***** MATERIAL TO PROCESS

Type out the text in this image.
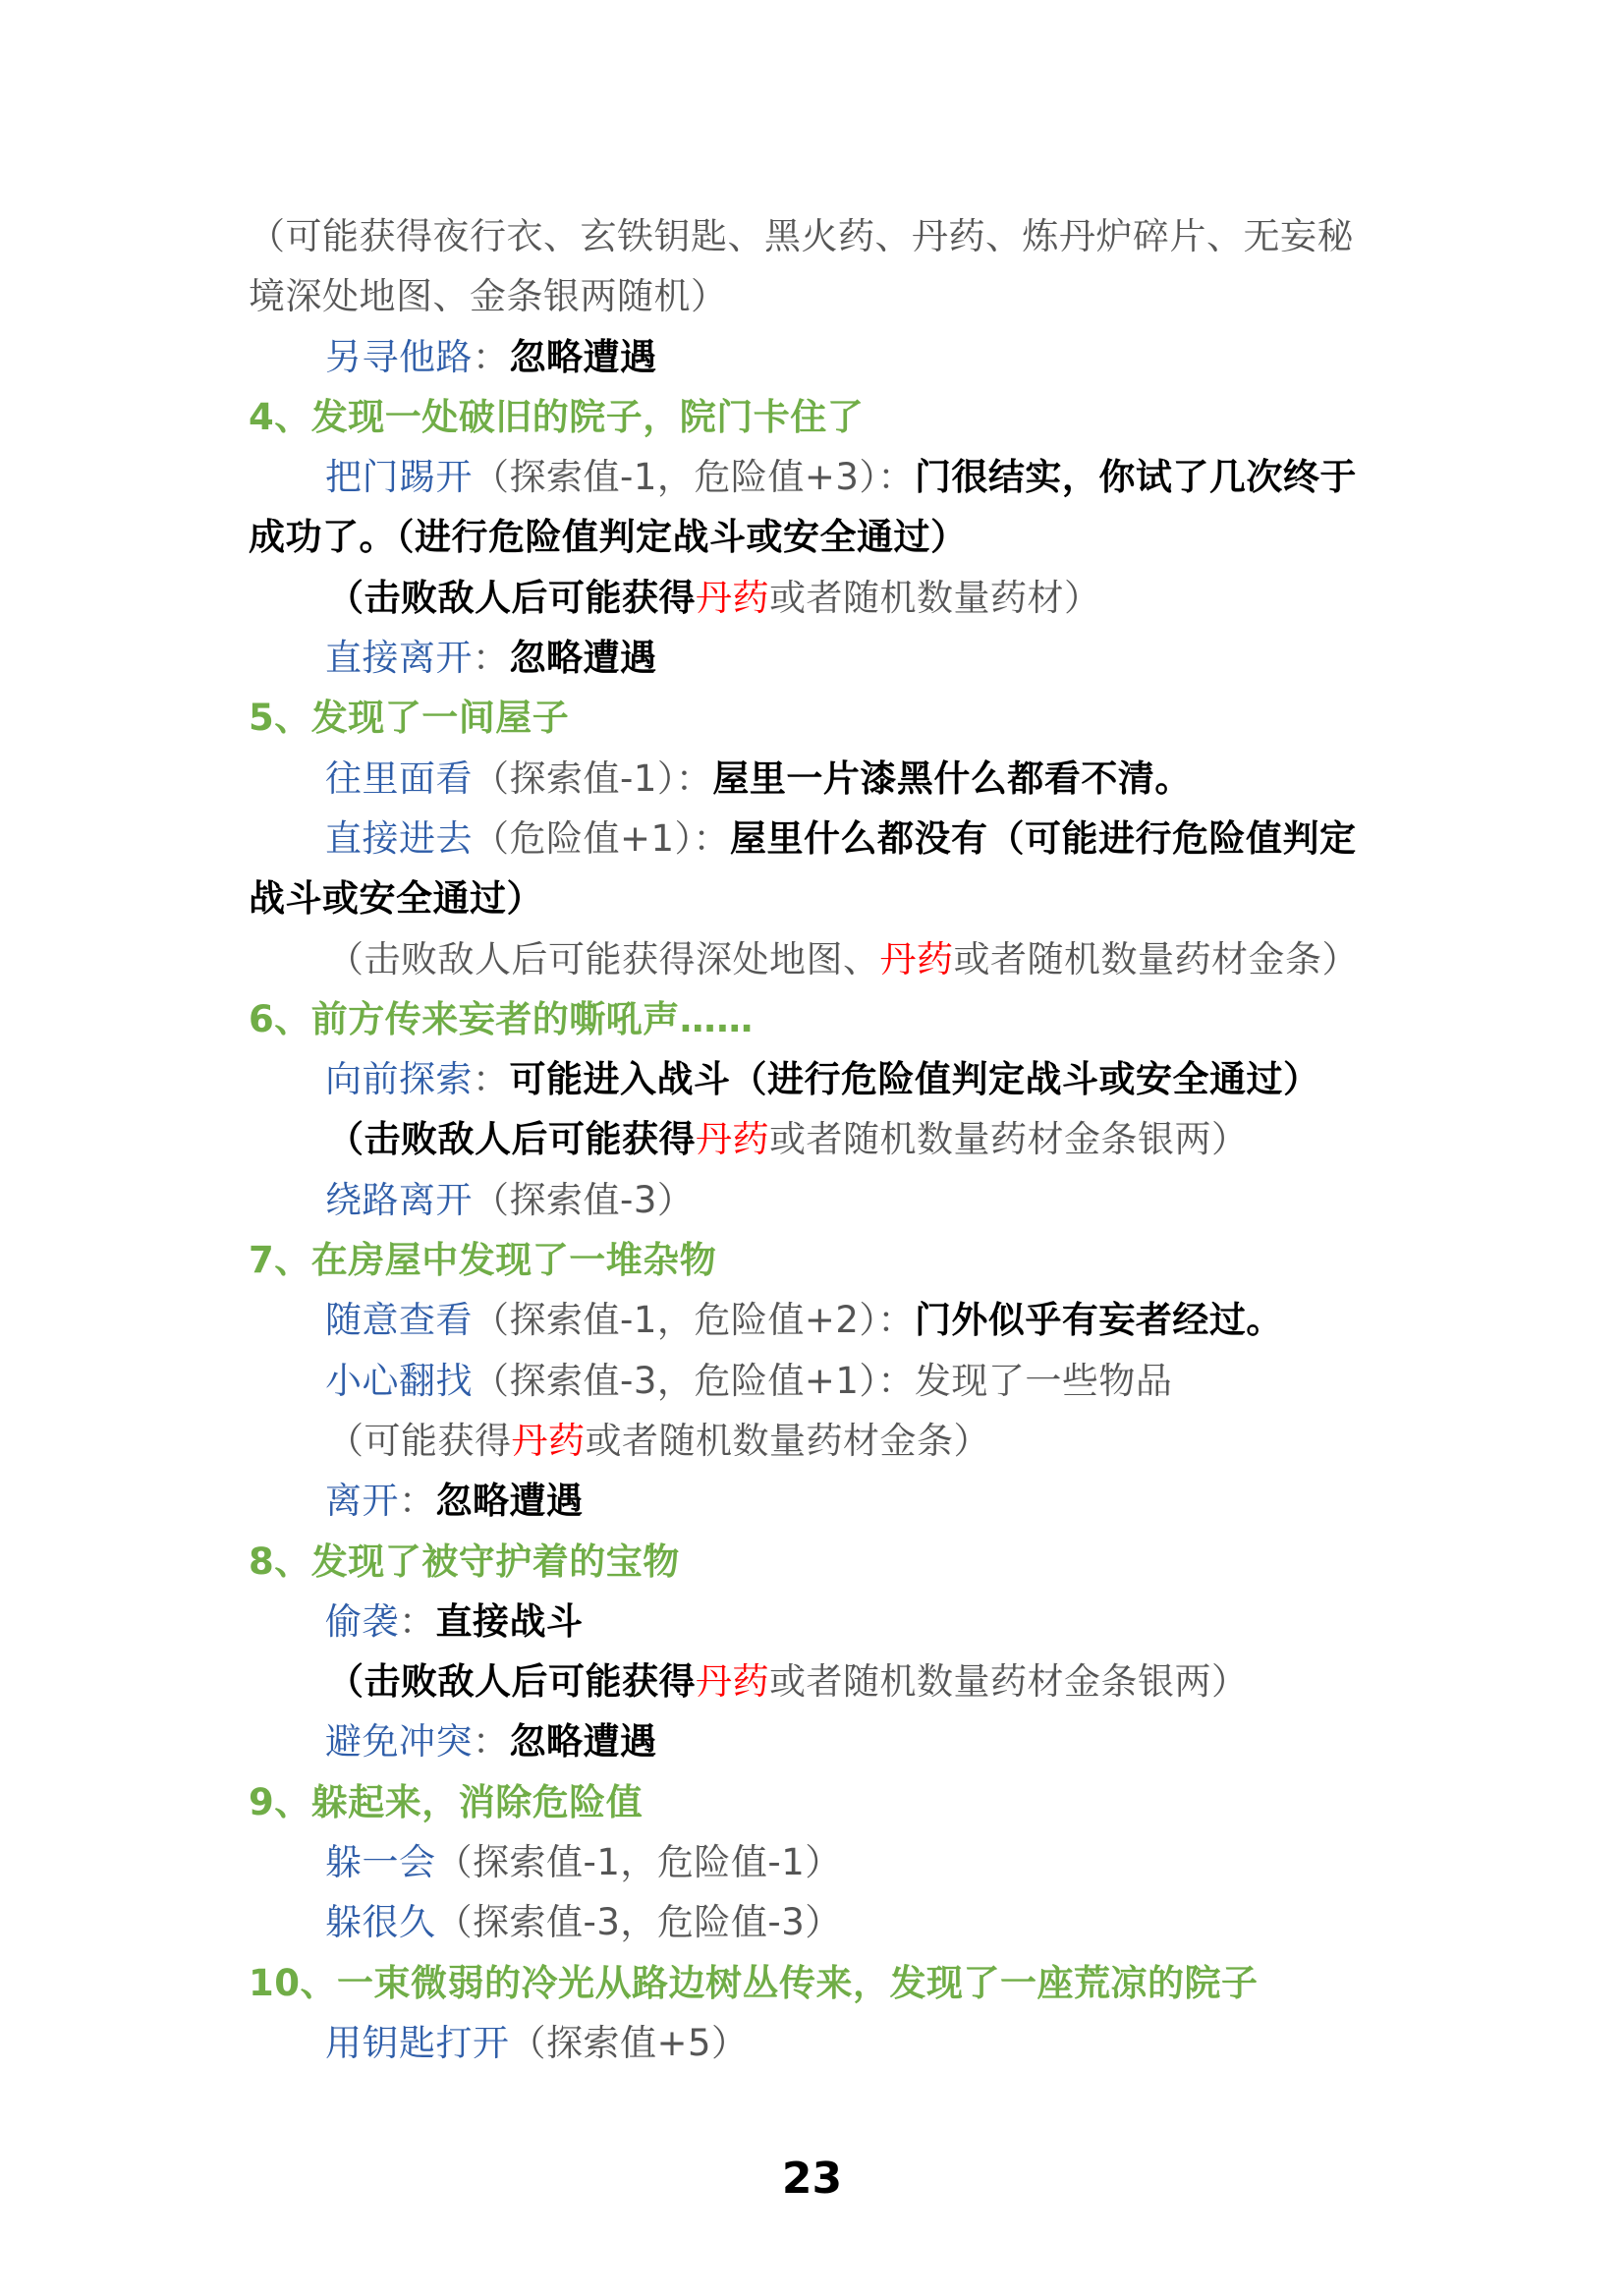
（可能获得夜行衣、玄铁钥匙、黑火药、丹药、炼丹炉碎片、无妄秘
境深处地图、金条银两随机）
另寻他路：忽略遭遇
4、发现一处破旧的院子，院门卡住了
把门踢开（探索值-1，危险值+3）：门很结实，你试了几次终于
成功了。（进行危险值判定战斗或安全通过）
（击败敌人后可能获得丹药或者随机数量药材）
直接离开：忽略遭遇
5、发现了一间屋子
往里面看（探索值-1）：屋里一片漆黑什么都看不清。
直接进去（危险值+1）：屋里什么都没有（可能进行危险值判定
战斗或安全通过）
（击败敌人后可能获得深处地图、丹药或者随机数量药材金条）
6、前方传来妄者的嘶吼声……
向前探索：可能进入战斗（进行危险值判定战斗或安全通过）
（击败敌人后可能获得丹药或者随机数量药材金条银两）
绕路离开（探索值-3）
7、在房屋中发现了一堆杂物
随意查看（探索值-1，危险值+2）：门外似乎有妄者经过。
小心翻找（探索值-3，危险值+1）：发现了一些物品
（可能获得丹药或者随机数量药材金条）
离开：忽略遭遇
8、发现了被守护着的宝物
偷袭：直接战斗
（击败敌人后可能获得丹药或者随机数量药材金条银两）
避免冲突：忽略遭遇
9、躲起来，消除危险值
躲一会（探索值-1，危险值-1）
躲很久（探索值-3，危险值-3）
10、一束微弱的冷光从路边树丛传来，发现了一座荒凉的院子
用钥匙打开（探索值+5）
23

**********

__TO DO__: Copy every line of the records above that holds the word "进行危险值判定战斗或安全通过".

__EXERCISE ANSWER__:
成功了。（进行危险值判定战斗或安全通过）
向前探索：可能进入战斗（进行危险值判定战斗或安全通过）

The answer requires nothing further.